Items from a dataset:
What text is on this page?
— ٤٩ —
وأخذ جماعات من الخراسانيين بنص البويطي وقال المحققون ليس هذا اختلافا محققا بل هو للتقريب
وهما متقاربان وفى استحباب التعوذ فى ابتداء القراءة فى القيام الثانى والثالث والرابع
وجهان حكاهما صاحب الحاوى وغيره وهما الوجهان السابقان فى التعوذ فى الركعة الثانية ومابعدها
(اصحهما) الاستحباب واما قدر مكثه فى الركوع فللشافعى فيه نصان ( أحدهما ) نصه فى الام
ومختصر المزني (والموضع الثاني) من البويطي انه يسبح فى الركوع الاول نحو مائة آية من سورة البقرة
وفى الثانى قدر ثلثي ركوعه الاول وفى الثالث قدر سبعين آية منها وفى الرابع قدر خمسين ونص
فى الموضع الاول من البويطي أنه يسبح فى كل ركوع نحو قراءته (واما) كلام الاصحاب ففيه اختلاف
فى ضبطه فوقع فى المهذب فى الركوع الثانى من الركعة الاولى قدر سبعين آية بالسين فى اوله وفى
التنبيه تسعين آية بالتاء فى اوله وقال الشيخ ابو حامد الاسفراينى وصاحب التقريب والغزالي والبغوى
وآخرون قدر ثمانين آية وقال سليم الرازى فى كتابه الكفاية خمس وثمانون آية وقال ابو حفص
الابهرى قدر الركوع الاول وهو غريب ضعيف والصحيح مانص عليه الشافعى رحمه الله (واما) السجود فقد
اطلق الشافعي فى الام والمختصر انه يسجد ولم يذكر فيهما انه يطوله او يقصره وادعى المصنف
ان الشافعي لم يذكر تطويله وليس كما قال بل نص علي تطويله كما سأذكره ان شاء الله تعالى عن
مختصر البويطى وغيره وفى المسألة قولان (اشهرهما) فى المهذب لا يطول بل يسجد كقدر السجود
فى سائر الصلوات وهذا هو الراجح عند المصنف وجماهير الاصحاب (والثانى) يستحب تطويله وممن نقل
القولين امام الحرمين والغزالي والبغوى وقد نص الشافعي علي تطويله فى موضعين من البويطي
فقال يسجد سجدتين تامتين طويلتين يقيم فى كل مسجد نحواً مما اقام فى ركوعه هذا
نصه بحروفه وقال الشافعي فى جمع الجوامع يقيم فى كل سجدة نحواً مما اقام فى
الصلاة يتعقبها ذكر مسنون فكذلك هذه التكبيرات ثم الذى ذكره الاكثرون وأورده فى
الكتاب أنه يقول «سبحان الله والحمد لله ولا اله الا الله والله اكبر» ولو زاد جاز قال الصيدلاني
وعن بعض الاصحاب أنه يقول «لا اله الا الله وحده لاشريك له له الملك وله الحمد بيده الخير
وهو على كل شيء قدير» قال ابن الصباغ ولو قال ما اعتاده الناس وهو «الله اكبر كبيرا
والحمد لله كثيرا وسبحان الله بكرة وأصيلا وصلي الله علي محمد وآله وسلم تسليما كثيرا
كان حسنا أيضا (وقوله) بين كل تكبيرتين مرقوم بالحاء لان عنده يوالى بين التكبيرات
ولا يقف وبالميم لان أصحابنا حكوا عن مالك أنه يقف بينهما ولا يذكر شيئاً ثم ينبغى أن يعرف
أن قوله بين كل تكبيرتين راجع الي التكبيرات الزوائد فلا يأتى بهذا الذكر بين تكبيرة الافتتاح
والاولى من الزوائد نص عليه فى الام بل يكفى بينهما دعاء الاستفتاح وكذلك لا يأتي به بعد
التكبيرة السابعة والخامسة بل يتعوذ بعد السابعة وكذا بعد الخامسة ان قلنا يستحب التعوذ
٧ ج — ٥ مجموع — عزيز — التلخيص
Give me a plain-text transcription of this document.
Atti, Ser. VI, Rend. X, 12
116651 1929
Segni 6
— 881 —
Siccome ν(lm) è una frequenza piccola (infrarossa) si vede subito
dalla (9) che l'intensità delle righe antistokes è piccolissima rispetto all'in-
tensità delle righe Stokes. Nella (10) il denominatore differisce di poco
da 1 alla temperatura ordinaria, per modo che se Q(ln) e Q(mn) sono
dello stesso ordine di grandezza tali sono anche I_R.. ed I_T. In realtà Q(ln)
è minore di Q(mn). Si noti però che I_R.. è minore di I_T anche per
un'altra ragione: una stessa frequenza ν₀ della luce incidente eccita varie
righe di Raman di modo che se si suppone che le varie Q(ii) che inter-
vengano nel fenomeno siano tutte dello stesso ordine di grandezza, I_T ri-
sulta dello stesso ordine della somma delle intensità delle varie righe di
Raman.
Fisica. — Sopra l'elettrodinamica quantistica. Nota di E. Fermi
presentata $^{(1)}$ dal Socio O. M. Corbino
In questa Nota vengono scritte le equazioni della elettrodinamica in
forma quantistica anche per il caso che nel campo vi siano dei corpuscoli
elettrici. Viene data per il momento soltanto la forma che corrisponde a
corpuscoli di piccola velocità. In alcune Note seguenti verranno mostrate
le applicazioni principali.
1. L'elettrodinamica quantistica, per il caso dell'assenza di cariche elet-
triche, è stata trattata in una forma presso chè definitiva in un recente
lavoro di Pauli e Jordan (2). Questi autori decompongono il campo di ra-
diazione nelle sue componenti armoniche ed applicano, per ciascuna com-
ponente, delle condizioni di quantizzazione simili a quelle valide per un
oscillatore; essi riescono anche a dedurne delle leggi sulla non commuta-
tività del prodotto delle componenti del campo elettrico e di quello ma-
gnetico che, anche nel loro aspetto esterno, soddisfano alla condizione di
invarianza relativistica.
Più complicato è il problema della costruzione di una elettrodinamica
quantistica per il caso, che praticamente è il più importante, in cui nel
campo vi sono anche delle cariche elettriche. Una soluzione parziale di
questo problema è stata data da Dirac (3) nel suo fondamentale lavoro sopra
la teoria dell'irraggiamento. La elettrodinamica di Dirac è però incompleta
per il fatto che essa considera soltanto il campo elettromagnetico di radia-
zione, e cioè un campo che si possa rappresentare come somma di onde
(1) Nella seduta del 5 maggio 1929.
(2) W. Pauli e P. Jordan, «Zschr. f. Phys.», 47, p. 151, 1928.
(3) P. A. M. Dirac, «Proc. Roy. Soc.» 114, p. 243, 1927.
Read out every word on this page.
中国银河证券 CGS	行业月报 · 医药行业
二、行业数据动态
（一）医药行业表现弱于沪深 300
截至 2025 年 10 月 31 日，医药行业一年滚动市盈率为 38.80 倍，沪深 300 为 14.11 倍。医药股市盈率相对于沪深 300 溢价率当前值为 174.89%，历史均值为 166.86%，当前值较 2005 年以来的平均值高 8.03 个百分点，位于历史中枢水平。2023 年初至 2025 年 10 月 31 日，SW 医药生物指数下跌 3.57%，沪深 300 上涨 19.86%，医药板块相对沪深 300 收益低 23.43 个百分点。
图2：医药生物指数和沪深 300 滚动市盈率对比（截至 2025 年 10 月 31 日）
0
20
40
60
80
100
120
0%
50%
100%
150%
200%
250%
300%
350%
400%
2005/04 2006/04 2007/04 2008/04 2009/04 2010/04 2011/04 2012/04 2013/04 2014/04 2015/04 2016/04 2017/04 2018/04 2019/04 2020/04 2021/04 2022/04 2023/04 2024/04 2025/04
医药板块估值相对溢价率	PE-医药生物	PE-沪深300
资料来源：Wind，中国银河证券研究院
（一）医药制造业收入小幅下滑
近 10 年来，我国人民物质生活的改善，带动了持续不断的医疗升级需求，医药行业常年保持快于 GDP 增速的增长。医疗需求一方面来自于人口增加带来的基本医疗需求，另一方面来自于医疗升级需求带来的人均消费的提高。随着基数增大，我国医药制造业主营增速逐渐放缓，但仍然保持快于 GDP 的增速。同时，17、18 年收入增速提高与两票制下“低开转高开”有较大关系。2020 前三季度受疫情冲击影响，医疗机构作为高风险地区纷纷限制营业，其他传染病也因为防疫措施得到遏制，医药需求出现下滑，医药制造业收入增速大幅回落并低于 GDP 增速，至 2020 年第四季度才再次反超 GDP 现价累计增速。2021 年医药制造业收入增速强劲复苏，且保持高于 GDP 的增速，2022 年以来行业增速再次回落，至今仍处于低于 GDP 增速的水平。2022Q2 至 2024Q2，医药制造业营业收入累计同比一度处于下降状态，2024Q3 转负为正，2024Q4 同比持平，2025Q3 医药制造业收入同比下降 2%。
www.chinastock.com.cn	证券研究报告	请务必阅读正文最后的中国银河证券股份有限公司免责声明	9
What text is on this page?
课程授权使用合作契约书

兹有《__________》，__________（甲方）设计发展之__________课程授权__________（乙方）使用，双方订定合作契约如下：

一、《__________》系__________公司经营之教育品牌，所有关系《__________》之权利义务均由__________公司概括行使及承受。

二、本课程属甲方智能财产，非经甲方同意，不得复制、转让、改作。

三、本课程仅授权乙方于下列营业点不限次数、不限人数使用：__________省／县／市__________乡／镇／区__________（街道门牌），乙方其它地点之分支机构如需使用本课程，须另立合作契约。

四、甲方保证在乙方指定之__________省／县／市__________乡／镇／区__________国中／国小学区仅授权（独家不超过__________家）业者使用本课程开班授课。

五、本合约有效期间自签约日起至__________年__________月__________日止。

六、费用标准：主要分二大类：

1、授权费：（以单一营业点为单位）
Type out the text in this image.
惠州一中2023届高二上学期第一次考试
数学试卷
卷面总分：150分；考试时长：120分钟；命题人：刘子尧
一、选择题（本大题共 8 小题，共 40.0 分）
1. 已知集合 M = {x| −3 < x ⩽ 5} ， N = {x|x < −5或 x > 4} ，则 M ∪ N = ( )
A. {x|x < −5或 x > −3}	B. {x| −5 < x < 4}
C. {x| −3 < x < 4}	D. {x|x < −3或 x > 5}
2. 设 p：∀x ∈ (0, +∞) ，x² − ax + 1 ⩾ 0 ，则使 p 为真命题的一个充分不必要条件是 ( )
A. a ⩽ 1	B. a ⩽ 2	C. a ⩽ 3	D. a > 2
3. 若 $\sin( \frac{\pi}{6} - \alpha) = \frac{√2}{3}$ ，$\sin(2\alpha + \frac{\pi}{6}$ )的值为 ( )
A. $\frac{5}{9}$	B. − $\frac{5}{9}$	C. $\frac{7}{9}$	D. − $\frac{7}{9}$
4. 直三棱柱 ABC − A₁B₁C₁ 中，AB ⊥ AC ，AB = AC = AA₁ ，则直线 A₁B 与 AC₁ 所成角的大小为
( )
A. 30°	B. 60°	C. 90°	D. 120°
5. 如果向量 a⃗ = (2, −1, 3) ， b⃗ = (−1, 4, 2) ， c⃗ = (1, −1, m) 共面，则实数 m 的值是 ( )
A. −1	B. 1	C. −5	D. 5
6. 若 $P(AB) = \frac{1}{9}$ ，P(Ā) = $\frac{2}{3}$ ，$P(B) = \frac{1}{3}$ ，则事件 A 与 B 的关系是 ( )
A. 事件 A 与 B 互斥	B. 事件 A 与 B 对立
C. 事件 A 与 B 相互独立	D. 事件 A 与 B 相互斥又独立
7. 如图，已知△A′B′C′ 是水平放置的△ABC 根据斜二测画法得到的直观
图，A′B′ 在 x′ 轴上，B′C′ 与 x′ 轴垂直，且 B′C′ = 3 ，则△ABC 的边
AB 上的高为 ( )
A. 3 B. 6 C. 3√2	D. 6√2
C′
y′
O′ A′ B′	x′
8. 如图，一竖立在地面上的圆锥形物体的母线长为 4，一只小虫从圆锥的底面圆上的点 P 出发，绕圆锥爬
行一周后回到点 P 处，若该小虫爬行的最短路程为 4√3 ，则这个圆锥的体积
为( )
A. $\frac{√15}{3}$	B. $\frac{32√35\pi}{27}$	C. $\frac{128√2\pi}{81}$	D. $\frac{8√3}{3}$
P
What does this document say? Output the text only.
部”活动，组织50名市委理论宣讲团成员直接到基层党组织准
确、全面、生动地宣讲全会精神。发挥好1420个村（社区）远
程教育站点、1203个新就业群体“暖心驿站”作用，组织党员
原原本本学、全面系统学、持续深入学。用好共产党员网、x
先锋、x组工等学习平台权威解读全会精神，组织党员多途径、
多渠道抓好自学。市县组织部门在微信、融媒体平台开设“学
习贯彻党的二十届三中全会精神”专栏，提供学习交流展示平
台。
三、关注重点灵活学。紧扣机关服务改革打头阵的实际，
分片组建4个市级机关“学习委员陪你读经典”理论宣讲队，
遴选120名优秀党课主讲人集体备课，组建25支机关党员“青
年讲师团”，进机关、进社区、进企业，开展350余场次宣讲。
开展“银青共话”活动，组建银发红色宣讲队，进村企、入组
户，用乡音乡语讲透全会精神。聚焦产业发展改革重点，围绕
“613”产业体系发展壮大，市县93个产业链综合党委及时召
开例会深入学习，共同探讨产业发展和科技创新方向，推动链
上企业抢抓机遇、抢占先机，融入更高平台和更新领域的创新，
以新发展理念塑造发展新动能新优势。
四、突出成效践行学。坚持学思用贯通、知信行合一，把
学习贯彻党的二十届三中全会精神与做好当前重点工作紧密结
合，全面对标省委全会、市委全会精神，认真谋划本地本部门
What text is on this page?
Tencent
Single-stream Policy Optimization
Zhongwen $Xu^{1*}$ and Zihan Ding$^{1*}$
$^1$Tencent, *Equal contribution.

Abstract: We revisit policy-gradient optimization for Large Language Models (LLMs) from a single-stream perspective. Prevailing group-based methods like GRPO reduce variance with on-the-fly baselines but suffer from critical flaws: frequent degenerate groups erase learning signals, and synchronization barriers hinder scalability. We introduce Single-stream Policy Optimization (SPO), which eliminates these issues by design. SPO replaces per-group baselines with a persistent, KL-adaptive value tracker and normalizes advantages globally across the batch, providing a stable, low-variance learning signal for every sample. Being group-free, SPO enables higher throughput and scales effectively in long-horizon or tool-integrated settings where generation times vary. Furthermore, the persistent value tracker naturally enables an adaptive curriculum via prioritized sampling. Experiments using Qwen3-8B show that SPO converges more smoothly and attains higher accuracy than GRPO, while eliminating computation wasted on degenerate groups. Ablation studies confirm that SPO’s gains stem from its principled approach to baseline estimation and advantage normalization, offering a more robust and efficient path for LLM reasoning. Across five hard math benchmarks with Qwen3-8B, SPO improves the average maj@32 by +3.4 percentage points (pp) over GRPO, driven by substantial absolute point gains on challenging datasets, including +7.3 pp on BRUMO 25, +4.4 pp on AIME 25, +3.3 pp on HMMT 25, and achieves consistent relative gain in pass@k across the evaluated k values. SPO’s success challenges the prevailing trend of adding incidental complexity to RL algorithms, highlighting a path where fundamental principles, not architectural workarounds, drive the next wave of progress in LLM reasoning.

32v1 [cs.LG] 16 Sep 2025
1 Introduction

_Exercise_.
Provide solely the number of lines in the data that include the word "righe".

_Task result_.
4